Goal of the exercise >> Pick out the lines below that include the string "title".

[Figure contents as structured data]
....
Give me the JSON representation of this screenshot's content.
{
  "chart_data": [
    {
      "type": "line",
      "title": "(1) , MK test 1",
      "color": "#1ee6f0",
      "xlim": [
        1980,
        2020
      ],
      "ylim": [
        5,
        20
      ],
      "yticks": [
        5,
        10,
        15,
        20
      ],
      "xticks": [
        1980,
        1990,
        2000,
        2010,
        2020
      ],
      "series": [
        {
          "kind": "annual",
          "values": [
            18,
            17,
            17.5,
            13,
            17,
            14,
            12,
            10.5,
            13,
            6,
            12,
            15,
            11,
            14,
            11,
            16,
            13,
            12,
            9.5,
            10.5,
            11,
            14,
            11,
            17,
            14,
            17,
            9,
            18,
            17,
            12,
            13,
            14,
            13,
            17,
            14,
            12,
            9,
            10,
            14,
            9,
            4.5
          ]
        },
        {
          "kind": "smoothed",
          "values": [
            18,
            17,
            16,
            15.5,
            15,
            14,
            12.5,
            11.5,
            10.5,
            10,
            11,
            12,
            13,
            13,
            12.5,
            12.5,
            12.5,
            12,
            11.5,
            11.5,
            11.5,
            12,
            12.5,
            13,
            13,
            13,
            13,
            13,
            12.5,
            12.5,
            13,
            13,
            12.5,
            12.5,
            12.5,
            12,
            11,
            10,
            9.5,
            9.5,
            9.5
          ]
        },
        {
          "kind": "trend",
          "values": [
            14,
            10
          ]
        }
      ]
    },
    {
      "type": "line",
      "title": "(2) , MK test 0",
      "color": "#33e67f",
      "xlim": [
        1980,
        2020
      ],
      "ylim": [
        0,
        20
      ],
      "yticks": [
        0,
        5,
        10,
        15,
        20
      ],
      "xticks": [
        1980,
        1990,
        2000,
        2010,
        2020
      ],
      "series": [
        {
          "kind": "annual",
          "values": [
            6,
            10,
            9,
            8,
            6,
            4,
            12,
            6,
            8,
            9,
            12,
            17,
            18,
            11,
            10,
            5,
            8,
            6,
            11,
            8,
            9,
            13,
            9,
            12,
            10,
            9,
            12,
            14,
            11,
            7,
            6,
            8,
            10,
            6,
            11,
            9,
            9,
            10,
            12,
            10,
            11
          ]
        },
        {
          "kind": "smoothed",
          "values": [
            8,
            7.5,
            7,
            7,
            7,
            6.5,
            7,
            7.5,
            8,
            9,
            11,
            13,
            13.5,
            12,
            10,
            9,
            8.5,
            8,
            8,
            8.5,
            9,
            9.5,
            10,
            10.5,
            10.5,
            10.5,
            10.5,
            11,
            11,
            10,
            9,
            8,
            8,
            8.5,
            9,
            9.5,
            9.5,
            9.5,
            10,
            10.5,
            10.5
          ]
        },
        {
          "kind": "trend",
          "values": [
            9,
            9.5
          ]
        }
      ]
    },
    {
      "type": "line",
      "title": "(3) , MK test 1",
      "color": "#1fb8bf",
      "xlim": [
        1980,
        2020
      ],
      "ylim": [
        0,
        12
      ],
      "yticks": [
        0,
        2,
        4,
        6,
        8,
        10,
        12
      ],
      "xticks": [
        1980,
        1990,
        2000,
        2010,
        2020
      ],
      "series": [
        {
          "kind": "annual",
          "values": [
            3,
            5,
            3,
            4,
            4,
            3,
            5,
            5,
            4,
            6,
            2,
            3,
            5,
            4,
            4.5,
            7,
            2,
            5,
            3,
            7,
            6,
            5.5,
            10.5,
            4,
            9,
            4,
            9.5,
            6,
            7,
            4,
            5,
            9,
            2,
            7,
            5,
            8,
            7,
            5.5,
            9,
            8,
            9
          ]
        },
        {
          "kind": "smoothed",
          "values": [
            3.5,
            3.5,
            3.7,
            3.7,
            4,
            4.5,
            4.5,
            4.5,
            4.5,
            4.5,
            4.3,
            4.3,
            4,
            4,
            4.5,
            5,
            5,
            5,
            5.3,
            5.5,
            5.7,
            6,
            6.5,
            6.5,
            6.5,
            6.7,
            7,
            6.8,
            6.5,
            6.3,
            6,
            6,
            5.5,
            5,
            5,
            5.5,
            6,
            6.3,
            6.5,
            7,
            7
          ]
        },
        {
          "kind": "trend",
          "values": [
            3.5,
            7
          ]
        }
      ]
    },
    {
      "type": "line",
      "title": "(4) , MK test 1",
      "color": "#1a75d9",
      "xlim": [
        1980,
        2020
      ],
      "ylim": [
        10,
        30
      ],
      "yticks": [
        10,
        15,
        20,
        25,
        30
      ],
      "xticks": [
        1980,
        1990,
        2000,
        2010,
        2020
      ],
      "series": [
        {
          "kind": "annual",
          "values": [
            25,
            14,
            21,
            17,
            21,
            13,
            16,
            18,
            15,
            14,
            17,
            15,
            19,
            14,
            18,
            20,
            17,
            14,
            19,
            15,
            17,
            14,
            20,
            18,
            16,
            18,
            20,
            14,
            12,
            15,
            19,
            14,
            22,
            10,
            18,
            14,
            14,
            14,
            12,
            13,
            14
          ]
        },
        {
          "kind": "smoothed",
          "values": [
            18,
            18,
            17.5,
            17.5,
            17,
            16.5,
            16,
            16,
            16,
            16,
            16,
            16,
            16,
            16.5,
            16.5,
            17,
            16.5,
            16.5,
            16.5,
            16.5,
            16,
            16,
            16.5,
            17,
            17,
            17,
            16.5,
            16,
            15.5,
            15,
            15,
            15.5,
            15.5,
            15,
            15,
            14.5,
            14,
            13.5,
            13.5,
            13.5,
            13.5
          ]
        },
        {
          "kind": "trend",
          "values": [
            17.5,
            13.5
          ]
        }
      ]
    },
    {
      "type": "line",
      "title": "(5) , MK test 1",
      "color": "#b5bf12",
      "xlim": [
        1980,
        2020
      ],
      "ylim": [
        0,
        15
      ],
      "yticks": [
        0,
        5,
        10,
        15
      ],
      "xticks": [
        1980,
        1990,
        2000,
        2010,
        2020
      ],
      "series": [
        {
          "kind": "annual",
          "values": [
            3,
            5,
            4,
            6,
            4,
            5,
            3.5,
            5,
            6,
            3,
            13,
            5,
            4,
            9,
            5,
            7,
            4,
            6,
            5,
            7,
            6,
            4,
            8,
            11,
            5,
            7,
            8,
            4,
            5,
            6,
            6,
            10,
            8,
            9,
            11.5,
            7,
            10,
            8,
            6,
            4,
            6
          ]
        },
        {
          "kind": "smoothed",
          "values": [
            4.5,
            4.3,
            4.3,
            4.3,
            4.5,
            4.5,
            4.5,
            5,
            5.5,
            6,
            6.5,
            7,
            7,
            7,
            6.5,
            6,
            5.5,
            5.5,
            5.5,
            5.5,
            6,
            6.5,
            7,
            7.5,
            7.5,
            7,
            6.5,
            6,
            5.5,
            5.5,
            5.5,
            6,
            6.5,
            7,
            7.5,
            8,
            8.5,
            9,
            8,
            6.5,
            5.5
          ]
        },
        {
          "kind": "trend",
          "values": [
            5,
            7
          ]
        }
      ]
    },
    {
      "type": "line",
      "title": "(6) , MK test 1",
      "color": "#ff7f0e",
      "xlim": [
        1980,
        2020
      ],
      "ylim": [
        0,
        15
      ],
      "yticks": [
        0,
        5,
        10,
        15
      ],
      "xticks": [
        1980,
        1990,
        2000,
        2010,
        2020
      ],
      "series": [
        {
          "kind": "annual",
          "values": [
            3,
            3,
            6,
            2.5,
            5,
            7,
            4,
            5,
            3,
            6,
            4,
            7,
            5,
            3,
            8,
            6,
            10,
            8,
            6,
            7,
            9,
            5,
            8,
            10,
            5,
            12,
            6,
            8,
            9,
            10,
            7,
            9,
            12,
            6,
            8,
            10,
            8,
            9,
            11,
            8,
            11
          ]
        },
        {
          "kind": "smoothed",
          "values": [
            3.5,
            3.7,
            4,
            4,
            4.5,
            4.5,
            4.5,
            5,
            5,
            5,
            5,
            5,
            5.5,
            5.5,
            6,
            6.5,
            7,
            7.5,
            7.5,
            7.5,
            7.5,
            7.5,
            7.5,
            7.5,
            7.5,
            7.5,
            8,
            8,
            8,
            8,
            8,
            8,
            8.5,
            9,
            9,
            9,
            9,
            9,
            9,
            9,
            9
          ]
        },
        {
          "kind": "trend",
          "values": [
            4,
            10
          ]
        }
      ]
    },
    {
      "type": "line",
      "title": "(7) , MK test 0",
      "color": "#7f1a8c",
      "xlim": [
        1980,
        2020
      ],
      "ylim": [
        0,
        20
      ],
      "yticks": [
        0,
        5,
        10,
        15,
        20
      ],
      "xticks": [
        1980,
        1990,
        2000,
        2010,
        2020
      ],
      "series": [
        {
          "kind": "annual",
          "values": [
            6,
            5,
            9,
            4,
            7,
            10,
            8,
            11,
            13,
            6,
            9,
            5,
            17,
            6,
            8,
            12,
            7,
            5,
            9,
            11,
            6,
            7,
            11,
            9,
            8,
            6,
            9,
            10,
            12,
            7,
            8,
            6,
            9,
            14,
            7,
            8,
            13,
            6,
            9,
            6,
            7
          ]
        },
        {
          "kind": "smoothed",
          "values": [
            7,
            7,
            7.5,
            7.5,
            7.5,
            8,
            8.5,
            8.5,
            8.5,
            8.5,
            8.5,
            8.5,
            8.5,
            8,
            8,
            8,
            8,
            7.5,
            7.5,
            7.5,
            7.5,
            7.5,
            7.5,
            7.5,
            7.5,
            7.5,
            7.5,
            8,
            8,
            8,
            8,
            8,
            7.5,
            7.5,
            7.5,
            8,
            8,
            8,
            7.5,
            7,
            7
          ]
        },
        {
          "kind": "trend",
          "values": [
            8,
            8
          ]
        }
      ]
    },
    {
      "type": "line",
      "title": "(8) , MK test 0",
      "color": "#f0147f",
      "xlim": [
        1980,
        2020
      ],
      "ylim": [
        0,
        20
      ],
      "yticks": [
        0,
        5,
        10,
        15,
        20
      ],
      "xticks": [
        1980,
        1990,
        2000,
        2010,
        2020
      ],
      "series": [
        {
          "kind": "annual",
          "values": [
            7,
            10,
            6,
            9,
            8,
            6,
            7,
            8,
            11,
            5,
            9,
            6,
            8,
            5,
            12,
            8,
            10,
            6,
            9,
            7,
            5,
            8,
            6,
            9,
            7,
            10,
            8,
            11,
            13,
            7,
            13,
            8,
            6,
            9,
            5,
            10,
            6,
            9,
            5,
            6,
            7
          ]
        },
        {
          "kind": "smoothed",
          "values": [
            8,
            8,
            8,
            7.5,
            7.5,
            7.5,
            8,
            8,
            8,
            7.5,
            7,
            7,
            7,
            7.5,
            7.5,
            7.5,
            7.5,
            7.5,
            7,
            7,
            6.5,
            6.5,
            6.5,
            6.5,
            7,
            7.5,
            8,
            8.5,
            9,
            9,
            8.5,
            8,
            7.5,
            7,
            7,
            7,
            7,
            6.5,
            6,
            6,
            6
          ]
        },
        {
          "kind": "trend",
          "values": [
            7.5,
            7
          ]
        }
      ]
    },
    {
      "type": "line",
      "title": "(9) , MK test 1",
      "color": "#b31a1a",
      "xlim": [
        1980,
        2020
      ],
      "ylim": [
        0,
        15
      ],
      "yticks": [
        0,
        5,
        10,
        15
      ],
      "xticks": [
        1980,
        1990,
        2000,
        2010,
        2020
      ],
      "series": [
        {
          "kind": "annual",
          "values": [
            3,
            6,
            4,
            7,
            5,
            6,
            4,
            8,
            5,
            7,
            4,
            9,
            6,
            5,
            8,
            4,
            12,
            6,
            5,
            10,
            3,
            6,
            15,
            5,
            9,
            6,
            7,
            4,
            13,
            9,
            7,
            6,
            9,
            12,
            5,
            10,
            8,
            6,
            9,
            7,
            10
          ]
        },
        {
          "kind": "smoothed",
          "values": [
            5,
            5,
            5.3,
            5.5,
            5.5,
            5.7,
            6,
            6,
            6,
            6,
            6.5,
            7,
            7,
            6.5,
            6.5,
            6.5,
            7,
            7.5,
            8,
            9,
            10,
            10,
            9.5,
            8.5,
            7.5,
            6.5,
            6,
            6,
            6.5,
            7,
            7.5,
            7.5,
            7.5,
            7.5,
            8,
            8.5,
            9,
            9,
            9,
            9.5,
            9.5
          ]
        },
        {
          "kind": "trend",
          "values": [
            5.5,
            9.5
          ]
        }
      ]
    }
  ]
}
....
Task solution >>
      "title": "(1) , MK test 1",
      "title": "(2) , MK test 0",
      "title": "(3) , MK test 1",
      "title": "(4) , MK test 1",
      "title": "(5) , MK test 1",
      "title": "(6) , MK test 1",
      "title": "(7) , MK test 0",
      "title": "(8) , MK test 0",
      "title": "(9) , MK test 1",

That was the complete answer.